(Passage to read):
┄┄┄┄┄┄┄┄┄┄

WARNING: Spoilers for Bumblebee.

Bumblebee’s post-credits scene reveals that the movie is really a retcon of Michael Bay’s Transformers franchise. A spinoff to the live-action Robots in Disguise movies, Bumblebee has been one of the biggest surprises of 2018, reimagining the militaristic action series as How To Train Your Iron Giant, with the story focus on the relationship between a teenage girl Charlie (Hailee Steinfeld) and her car, a Volkswagen Beetle that’s actually a Cybertronian on the run.

At first glance, Bumblebee is a prequel to the Michael Bay Transformers movies. The film avoids including Megatron because he’s supposed to be frozen in the Hoover Dam in 1987, and at the end Bee remakes himself as a Chevy Camaro, the form Sam Whitwicky first discovers the Transformer. However, look deeper and there’s a lot of contradictions: the AllSpark, the cube that drove the Cybertronian war in the 2007 movie, isn’t mentioned at all, and Decepticon Shatter and Dropkick’s involvement with Sector Seven contradicts previous presentations of first contact.

It’s in Bumblebee’s after-credits scene where things really get messy, however. Technically, this stinger is very near the start of the credits, coming just after director Travis Knight’s name and before the cast and rest of the crew, but it clearly serves the same purpose as Nick Fury approaching Tony Stark in Iron Man or Thanos smirking at the camera in The Avengers. This is about the future, and it isn’t the future that Transformers fans were expecting.

  • This Page: What Happens In Bumblebee’s Post-Credits Scene Page 2: How Bumblebee’s Post-Credits Scene Retcons Transformers

Bumblebee’s Post-Credits Scene Sees More Autobots Come To Earth

Technically, Bumblebee has two credits sequences, one after the other. The second sees Charlie finally fix her father’s convertible. This was her primary goal long before she got involved in the Autobot cause, making it a proper end to her grieving character arc. Indeed, it’s the sort of thing that could have slotted into the movie proper, but was sidestepped to keep the focus on Charlie’s relationship with Bumblebee.

It’s the preceding sequence that’s of real interest to our continuity discussion, though. Picking up from the movie’s ending, which saw B-127 driving alongside a truck that looked suspiciously like Optimus Prime, it sees Bumblebee and the Autobot leader walking together through a forest. Optimus says to his trusted lieutenant that there is more to be done in the battle, before turning to the sky to see seven more Autobots burning through Earth’s atmosphere. For a short scene that exists primarily to give Peter Cullen some more time in the recording booth, it’s a pivotal moment showing that Optimus Prime has arrived on Earth and sent out a call to the other Autobots. Bumblebee’s events are evidently the start of something bigger.

┄┄┄┄┄┄┄┄┄┄

(Provided data):
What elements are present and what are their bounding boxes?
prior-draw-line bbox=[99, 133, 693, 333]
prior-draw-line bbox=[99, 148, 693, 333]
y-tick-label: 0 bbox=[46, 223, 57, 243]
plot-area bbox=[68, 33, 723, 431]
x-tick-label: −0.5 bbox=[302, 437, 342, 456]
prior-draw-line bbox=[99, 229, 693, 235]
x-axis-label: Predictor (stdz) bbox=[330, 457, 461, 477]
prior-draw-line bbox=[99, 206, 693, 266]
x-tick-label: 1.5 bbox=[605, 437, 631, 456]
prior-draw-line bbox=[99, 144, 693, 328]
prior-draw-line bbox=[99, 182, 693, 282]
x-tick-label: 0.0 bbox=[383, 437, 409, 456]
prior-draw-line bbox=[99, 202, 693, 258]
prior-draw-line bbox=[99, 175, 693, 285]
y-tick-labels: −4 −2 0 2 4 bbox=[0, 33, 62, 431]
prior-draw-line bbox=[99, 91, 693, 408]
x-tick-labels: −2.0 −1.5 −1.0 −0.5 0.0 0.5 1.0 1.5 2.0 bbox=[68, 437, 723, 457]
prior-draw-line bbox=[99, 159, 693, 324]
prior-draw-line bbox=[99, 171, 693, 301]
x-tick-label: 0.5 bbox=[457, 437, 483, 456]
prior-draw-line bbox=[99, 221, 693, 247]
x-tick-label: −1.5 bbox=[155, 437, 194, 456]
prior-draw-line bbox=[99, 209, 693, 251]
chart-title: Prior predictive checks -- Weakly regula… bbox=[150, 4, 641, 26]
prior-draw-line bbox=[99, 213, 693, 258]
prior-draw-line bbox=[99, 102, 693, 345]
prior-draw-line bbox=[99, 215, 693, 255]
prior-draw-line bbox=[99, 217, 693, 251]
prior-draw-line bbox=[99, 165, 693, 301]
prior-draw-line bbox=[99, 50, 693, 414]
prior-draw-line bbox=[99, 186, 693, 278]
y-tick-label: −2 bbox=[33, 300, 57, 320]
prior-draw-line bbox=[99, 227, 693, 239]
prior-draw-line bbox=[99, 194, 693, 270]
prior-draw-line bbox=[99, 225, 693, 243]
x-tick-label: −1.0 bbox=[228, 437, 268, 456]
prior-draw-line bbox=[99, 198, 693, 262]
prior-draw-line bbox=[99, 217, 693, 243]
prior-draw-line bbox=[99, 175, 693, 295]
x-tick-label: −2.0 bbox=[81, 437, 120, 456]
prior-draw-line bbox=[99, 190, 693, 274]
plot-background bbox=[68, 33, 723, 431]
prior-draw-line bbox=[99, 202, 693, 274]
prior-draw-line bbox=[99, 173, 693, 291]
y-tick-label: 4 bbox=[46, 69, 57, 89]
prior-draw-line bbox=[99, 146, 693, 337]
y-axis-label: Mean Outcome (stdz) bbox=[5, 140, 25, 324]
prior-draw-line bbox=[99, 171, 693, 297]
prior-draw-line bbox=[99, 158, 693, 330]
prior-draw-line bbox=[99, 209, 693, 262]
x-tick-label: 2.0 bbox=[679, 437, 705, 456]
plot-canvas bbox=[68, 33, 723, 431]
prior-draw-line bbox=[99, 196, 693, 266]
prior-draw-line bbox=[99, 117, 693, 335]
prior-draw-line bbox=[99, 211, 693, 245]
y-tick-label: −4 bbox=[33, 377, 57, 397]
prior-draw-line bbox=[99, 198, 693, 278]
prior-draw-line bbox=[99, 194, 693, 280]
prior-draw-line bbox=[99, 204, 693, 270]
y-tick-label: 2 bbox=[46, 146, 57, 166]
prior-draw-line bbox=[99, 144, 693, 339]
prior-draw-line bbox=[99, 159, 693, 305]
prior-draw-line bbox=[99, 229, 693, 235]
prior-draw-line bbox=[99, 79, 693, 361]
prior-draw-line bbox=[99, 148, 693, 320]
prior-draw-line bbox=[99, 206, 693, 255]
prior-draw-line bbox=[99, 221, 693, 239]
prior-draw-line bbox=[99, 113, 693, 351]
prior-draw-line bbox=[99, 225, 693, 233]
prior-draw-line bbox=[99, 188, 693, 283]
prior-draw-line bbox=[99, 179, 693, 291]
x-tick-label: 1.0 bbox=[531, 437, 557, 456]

┄┄┄┄┄┄┄┄┄┄

(Goal):
Resume the article on the Bumblebee post-credits scene, picking up right after its final sentence.

(Expected answer):
Which Transformers Could Be Coming In Bumblebee’s Post-Credits Scene?

The first query from Bumblebee’s post-credits scene is who exactly is arriving on Earth. In the opening sequence on Cybertron, we saw Arcee, Wheeljack, Brawn, Ratchet and Ironhide all evacuate the planet on Optimus’ orders (Cliffjumper was also there, but he was killed shortly after by Decepticons). It would make sense for at least some of those five to be amongst the new seven, although that still leaves several unknowns. Given how many Autobot characters there are across Transformers media, the new arrivals could be just about anyone.

To narrow it down, you may think we can use the known future of the franchise and look at who turned up in similar circumstances during Michael Bay’s Transformers. However, this creates an immediate contradiction; in the 2007 movie, just three other Transformers - Jazz, Ratchet, and Ironhide - came to Earth along with Optimus. And that’s just the beginning of a major retcon Bumblebee is making…

Page 2 of 2: How Bumblebee’s Post-Credits Scene Retcons Transformers

Bumblebee’s Post-Credits Scene Contradicts Transformers (2007)

In Transformers, the Autobots first come to Earth in 2007 after being called by Bumblebee. The new quartet arrives late at night in the middle of Los Angeles, where they adopt new forms and converge on Bee, Sam Witwicky and Mikaela Banes. None of this is true of Bumblebee’s presentation of the event: the year is 1987, the location is woods outside San Francisco; Optimus Prime is already on Earth with Bumblebee; there are seven new arrivals; and Shia LaBeouf and Megan Fox are nowhere to be seen. There’s no way that this is a similar-but-earlier event either; Optimus hadn’t been to Earth before 2007, and the parallel iconography of shooting star Transformers arriving is clearly intended to evoke this event.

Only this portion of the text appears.